Records supplied:
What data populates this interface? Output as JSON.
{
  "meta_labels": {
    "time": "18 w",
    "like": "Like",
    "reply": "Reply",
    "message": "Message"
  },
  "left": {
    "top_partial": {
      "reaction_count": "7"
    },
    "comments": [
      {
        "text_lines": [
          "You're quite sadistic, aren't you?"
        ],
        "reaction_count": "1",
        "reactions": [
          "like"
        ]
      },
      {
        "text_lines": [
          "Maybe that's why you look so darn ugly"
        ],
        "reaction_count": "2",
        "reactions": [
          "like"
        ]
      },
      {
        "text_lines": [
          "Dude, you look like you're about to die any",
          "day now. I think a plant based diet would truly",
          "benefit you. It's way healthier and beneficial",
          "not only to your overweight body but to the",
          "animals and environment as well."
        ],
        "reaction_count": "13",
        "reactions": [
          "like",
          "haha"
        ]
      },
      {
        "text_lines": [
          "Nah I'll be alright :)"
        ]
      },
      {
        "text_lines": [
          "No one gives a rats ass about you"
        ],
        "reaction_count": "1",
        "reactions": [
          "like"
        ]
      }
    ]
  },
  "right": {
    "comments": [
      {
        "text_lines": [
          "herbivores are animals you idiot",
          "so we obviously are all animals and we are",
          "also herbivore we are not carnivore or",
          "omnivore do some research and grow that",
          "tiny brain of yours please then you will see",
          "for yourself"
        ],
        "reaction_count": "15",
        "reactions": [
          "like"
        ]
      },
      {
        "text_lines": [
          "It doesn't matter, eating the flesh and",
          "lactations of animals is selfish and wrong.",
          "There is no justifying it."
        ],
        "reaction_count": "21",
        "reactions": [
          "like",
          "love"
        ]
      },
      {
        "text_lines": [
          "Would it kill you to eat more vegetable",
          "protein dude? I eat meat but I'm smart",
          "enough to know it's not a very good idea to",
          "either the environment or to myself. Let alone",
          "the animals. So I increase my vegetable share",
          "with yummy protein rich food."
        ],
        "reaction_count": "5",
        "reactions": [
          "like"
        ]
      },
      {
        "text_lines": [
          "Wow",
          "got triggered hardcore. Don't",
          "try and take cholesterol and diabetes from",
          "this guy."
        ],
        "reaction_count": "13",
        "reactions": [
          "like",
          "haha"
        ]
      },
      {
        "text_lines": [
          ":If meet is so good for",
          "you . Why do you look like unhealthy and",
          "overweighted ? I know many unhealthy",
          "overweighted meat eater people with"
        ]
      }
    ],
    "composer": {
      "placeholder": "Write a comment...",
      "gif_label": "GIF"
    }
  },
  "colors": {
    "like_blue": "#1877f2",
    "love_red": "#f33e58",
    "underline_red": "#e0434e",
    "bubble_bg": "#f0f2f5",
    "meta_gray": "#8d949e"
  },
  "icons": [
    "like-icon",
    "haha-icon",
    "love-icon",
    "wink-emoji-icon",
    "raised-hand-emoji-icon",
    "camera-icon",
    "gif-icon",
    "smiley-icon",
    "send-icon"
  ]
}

What to work on:
Without leaving anything out, retype the material exactly.

Solution below:
What data populates this interface? Output as JSON.
{
  "meta_labels": {
    "time": "18 w",
    "like": "Like",
    "reply": "Reply",
    "message": "Message"
  },
  "left": {
    "top_partial": {
      "reaction_count": "7"
    },
    "comments": [
      {
        "text_lines": [
          "You're quite sadistic, aren't you?"
        ],
        "reaction_count": "1",
        "reactions": [
          "like"
        ]
      },
      {
        "text_lines": [
          "Maybe that's why you look so darn ugly"
        ],
        "reaction_count": "2",
        "reactions": [
          "like"
        ]
      },
      {
        "text_lines": [
          "Dude, you look like you're about to die any",
          "day now. I think a plant based diet would truly",
          "benefit you. It's way healthier and beneficial",
          "not only to your overweight body but to the",
          "animals and environment as well."
        ],
        "reaction_count": "13",
        "reactions": [
          "like",
          "haha"
        ]
      },
      {
        "text_lines": [
          "Nah I'll be alright :)"
        ]
      },
      {
        "text_lines": [
          "No one gives a rats ass about you"
        ],
        "reaction_count": "1",
        "reactions": [
          "like"
        ]
      }
    ]
  },
  "right": {
    "comments": [
      {
        "text_lines": [
          "herbivores are animals you idiot",
          "so we obviously are all animals and we are",
          "also herbivore we are not carnivore or",
          "omnivore do some research and grow that",
          "tiny brain of yours please then you will see",
          "for yourself"
        ],
        "reaction_count": "15",
        "reactions": [
          "like"
        ]
      },
      {
        "text_lines": [
          "It doesn't matter, eating the flesh and",
          "lactations of animals is selfish and wrong.",
          "There is no justifying it."
        ],
        "reaction_count": "21",
        "reactions": [
          "like",
          "love"
        ]
      },
      {
        "text_lines": [
          "Would it kill you to eat more vegetable",
          "protein dude? I eat meat but I'm smart",
          "enough to know it's not a very good idea to",
          "either the environment or to myself. Let alone",
          "the animals. So I increase my vegetable share",
          "with yummy protein rich food."
        ],
        "reaction_count": "5",
        "reactions": [
          "like"
        ]
      },
      {
        "text_lines": [
          "Wow",
          "got triggered hardcore. Don't",
          "try and take cholesterol and diabetes from",
          "this guy."
        ],
        "reaction_count": "13",
        "reactions": [
          "like",
          "haha"
        ]
      },
      {
        "text_lines": [
          ":If meet is so good for",
          "you . Why do you look like unhealthy and",
          "overweighted ? I know many unhealthy",
          "overweighted meat eater people with"
        ]
      }
    ],
    "composer": {
      "placeholder": "Write a comment...",
      "gif_label": "GIF"
    }
  },
  "colors": {
    "like_blue": "#1877f2",
    "love_red": "#f33e58",
    "underline_red": "#e0434e",
    "bubble_bg": "#f0f2f5",
    "meta_gray": "#8d949e"
  },
  "icons": [
    "like-icon",
    "haha-icon",
    "love-icon",
    "wink-emoji-icon",
    "raised-hand-emoji-icon",
    "camera-icon",
    "gif-icon",
    "smiley-icon",
    "send-icon"
  ]
}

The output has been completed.